-- Data listing --

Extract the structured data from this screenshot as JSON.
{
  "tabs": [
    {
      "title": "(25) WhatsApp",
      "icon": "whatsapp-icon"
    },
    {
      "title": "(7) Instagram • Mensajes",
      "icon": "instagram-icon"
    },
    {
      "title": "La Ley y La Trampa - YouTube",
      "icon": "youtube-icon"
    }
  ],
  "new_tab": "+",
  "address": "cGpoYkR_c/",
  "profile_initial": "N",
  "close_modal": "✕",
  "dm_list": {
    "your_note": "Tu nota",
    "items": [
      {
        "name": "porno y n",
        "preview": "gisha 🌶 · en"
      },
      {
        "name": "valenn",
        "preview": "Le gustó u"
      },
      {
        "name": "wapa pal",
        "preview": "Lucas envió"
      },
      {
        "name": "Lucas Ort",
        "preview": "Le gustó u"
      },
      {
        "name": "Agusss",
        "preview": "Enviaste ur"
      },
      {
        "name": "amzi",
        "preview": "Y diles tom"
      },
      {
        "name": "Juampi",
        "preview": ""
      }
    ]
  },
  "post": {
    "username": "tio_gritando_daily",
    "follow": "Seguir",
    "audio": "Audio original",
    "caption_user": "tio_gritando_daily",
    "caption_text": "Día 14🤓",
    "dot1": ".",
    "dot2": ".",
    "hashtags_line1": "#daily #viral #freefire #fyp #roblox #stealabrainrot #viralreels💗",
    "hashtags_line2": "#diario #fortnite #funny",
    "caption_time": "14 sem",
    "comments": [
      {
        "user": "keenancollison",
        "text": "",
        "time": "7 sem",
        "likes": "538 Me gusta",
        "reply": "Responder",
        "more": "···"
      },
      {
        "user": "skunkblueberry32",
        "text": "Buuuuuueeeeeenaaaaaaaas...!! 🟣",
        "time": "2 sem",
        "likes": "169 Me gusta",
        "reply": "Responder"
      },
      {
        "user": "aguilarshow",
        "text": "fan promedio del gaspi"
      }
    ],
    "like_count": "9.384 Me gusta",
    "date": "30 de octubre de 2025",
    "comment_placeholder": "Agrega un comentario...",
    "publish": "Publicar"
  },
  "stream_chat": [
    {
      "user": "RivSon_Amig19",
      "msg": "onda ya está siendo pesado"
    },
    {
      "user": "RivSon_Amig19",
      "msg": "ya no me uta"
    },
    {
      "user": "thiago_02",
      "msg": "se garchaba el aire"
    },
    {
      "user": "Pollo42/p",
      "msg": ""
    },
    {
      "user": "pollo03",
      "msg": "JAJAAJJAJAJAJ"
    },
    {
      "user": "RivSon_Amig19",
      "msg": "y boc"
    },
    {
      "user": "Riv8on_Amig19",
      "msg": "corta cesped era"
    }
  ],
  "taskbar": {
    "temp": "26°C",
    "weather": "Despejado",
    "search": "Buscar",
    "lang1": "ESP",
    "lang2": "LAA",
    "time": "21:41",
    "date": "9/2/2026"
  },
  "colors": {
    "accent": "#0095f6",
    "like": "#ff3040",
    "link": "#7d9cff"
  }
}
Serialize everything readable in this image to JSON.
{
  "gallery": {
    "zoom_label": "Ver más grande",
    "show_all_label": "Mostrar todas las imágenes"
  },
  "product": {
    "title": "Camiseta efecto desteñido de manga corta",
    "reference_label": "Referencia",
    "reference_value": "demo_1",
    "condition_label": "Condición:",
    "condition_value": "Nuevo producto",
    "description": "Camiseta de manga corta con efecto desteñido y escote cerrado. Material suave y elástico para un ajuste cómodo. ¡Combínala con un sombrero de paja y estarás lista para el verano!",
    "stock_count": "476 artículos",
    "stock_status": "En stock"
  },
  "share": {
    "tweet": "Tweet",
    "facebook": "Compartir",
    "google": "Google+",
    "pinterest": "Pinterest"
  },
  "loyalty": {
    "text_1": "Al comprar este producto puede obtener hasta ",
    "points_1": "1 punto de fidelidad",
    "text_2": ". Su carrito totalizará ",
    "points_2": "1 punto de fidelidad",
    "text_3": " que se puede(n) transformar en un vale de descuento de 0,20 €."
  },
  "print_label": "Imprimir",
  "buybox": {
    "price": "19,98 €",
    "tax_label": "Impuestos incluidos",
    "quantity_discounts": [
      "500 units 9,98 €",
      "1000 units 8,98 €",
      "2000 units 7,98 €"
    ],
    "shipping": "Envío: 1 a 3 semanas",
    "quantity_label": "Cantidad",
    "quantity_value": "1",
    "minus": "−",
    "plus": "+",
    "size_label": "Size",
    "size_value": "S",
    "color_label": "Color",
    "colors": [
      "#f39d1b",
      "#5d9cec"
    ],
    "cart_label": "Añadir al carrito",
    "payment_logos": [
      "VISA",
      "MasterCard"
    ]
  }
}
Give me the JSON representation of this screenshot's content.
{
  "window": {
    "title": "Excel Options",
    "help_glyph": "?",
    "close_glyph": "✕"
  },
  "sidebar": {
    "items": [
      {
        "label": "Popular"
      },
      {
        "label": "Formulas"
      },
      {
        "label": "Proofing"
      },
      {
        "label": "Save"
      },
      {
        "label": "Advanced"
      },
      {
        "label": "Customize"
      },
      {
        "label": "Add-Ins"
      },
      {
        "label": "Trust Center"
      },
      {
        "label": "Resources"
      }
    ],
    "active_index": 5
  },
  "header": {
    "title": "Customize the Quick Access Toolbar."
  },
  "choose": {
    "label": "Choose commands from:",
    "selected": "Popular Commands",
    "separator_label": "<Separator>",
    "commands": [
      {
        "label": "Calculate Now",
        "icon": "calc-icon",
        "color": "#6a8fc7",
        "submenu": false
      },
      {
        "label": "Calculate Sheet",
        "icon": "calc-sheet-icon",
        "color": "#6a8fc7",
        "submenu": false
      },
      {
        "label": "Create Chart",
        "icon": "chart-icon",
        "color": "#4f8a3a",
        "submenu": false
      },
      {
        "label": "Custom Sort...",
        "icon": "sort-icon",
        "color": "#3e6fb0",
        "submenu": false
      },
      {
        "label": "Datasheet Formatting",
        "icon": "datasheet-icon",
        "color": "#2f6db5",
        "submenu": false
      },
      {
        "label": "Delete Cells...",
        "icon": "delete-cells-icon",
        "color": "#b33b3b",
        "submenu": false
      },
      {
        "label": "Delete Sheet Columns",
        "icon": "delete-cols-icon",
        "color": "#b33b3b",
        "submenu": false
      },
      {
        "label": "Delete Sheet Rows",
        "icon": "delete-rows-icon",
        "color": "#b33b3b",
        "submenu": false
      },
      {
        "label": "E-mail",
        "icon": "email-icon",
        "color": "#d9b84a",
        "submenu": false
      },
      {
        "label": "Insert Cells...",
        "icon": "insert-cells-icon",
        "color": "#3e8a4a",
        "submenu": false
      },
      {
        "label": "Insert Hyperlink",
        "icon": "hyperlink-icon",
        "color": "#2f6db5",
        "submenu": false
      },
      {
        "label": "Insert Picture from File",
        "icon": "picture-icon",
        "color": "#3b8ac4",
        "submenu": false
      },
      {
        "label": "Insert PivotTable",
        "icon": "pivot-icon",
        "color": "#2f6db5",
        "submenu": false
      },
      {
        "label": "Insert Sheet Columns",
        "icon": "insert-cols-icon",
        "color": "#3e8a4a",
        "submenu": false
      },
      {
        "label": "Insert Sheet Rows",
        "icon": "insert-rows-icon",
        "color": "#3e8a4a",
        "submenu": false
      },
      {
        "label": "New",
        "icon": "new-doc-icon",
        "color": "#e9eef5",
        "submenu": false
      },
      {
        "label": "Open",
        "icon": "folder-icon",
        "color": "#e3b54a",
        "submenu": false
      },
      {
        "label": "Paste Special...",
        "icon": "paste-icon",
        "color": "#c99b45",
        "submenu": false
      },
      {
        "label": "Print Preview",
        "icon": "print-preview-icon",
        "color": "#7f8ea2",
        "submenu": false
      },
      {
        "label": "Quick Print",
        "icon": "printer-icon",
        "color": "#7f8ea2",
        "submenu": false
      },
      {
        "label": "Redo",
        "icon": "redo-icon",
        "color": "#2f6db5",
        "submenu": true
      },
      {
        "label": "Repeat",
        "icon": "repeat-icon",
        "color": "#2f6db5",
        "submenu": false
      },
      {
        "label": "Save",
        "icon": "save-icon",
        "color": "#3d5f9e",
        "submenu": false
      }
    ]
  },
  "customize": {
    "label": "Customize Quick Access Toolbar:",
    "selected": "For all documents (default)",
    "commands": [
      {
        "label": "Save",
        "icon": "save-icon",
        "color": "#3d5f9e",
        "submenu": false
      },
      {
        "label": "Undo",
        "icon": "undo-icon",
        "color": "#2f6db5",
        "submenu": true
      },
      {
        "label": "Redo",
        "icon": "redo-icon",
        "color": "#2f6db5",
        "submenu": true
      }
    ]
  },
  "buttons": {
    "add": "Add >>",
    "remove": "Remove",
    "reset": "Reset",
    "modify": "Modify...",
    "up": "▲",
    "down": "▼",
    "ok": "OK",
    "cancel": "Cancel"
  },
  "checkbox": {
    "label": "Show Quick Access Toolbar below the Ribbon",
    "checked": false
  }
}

-- What this task involves --
Go through the entries and filter for lines holding the word "Quick"; copy each match.

-- Your solution --
    "title": "Customize the Quick Access Toolbar."
        "label": "Quick Print",
    "label": "Customize Quick Access Toolbar:",
    "label": "Show Quick Access Toolbar below the Ribbon",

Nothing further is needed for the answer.